• _EXERCISE DESCRIPTION_:
Track down each line that has the word "this" and copy it.

• _Dataset items_:

>>>

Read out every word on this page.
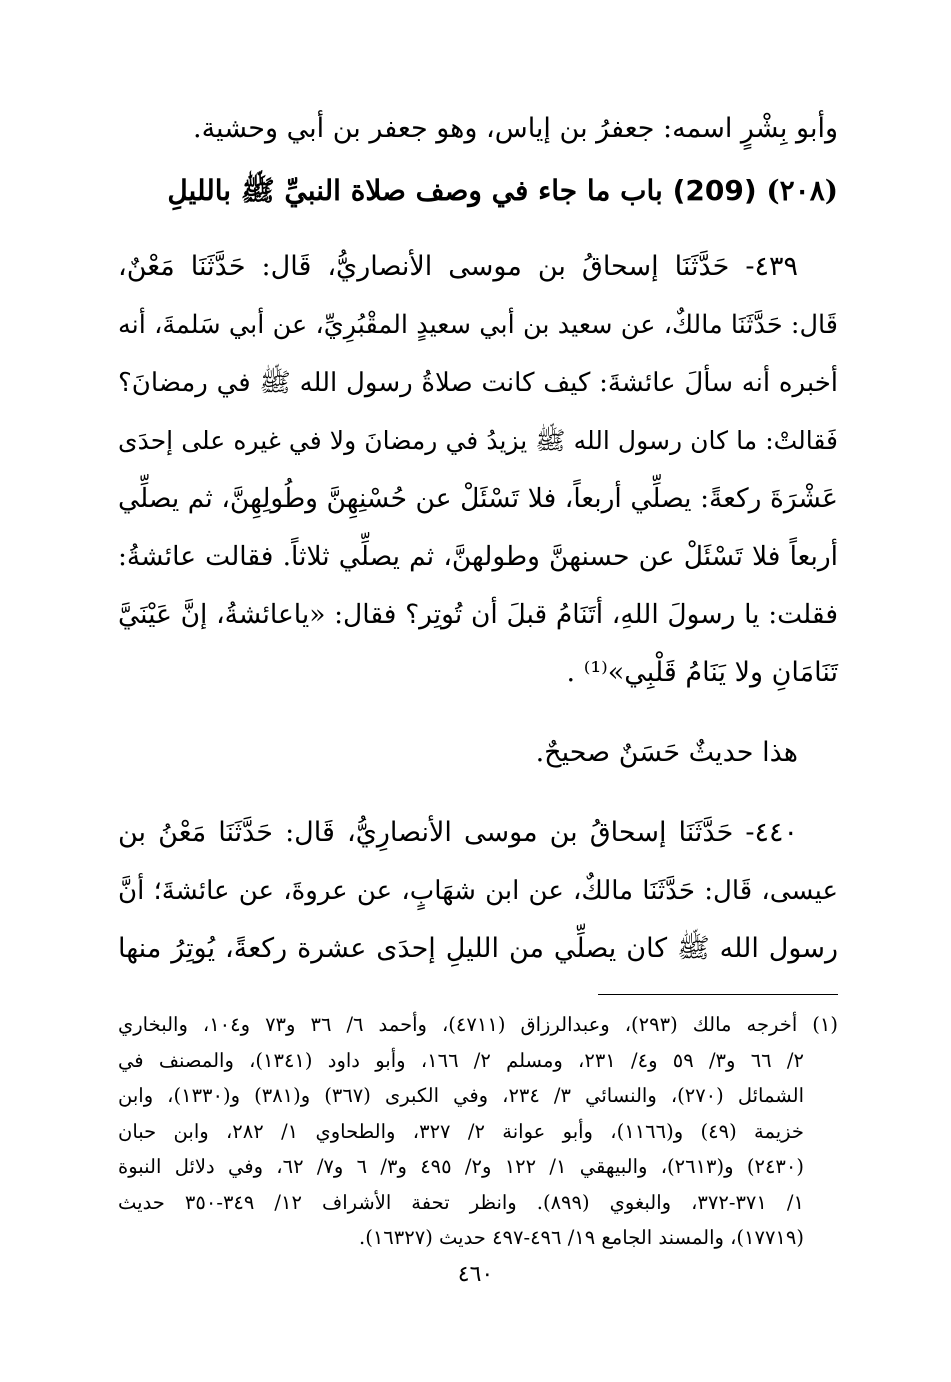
وأبو بِشْرٍ اسمه: جعفرُ بن إياس، وهو جعفر بن أبي وحشية.
(٢٠٨) (209) باب ما جاء في وصف صلاة النبيِّ ﷺ بالليلِ
٤٣٩- حَدَّثَنَا إسحاقُ بن موسى الأنصاريُّ، قَال: حَدَّثَنَا مَعْنٌ،
قَال: حَدَّثَنَا مالكٌ، عن سعيد بن أبي سعيدٍ المقْبُرِيِّ، عن أبي سَلمةَ، أنه
أخبره أنه سألَ عائشةَ: كيف كانت صلاةُ رسول الله ﷺ في رمضانَ؟
فَقالتْ: ما كان رسول الله ﷺ يزيدُ في رمضانَ ولا في غيره على إحدَى
عَشْرَةَ ركعةً: يصلِّي أربعاً، فلا تَسْئَلْ عن حُسْنِهِنَّ وطُولِهِنَّ، ثم يصلِّي
أربعاً فلا تَسْئَلْ عن حسنهنَّ وطولهنَّ، ثم يصلِّي ثلاثاً. فقالت عائشةُ:
فقلت: يا رسولَ اللهِ، أتَنَامُ قبلَ أن تُوتِر؟ فقال: «ياعائشةُ، إنَّ عَيْنَيَّ
تَنَامَانِ ولا يَنَامُ قَلْبِي»⁽¹⁾ .
هذا حديثٌ حَسَنٌ صحيحٌ.
٤٤٠- حَدَّثَنَا إسحاقُ بن موسى الأنصارِيُّ، قَال: حَدَّثَنَا مَعْنُ بن
عيسى، قَال: حَدَّثَنَا مالكٌ، عن ابن شهَابٍ، عن عروةَ، عن عائشةَ؛ أنَّ
رسول الله ﷺ كان يصلِّي من الليلِ إحدَى عشرة ركعةً، يُوتِرُ منها
(١) أخرجه مالك (٢٩٣)، وعبدالرزاق (٤٧١١)، وأحمد ٦/ ٣٦ و٧٣ و١٠٤، والبخاري
٢/ ٦٦ و٣/ ٥٩ و٤/ ٢٣١، ومسلم ٢/ ١٦٦، وأبو داود (١٣٤١)، والمصنف في
الشمائل (٢٧٠)، والنسائي ٣/ ٢٣٤، وفي الكبرى (٣٦٧) و(٣٨١) و(١٣٣٠)، وابن
خزيمة (٤٩) و(١١٦٦)، وأبو عوانة ٢/ ٣٢٧، والطحاوي ١/ ٢٨٢، وابن حبان
(٢٤٣٠) و(٢٦١٣)، والبيهقي ١/ ١٢٢ و٢/ ٤٩٥ و٣/ ٦ و٧/ ٦٢، وفي دلائل النبوة
١/ ٣٧١-٣٧٢، والبغوي (٨٩٩). وانظر تحفة الأشراف ١٢/ ٣٤٩-٣٥٠ حديث
(١٧٧١٩)، والمسند الجامع ١٩/ ٤٩٦-٤٩٧ حديث (١٦٣٢٧).
٤٦٠
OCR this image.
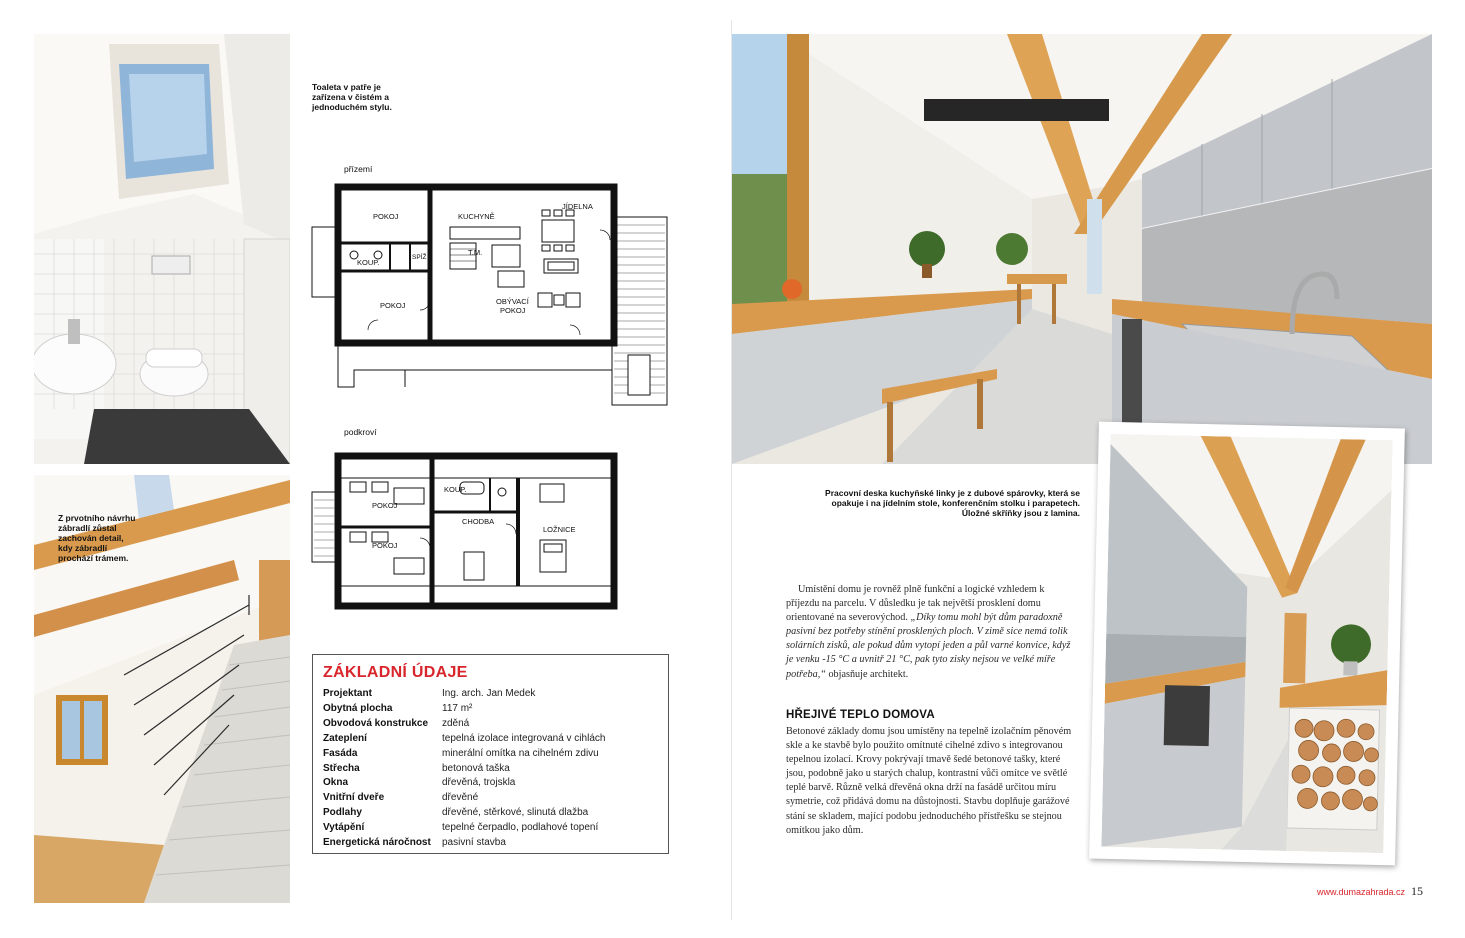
Toaleta v patře je zařízena v čistém a jednoduchém stylu.

Z prvotního návrhu zábradlí zůstal zachován detail, kdy zábradlí prochází trámem.

přízemí
POKOJ	KUCHYNĚ
JÍDELNA
KOUP.
SPÍŽ
T.M.
POKOJ	OBÝVACÍ
POKOJ
podkroví
POKOJ
KOUP.
POKOJ
CHODBA
LOŽNICE
ZÁKLADNÍ ÚDAJE
Projektant	Ing. arch. Jan Medek
Obytná plocha	117 m²
Obvodová konstrukce	zděná
Zateplení	tepelná izolace integrovaná v cihlách
Fasáda	minerální omítka na cihelném zdivu
Střecha	betonová taška
Okna	dřevěná, trojskla
Vnitřní dveře	dřevěné
Podlahy	dřevěné, stěrkové, slinutá dlažba
Vytápění	tepelné čerpadlo, podlahové topení
Energetická náročnost	pasivní stavba

Pracovní deska kuchyňské linky je z dubové spárovky, která se opakuje i na jídelním stole, konferenčním stolku i parapetech. Úložné skříňky jsou z lamina.

Umístění domu je rovněž plně funkční a logické vzhledem k příjezdu na parcelu. V důsledku je tak největší prosklení domu orientované na severovýchod. „Díky tomu mohl být dům paradoxně pasivní bez potřeby stínění prosklených ploch. V zimě sice nemá tolik solárních zisků, ale pokud dům vytopí jeden a půl varné konvice, když je venku -15 °C a uvnitř 21 °C, pak tyto zisky nejsou ve velké míře potřeba,“ objasňuje architekt.

HŘEJIVÉ TEPLO DOMOVA

Betonové základy domu jsou umístěny na tepelně izolačním pěnovém skle a ke stavbě bylo použito omítnuté cihelné zdivo s integrovanou tepelnou izolací. Krovy pokrývají tmavě šedé betonové tašky, které jsou, podobně jako u starých chalup, kontrastní vůči omítce ve světlé teplé barvě. Různě velká dřevěná okna drží na fasádě určitou míru symetrie, což přidává domu na důstojnosti. Stavbu doplňuje garážové stání se skladem, mající podobu jednoduchého přístřešku se stejnou omítkou jako dům.

www.dumazahrada.cz 15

<<<

• _WRITTEN ANSWER_:
Read out every word on this page.
OCR this image.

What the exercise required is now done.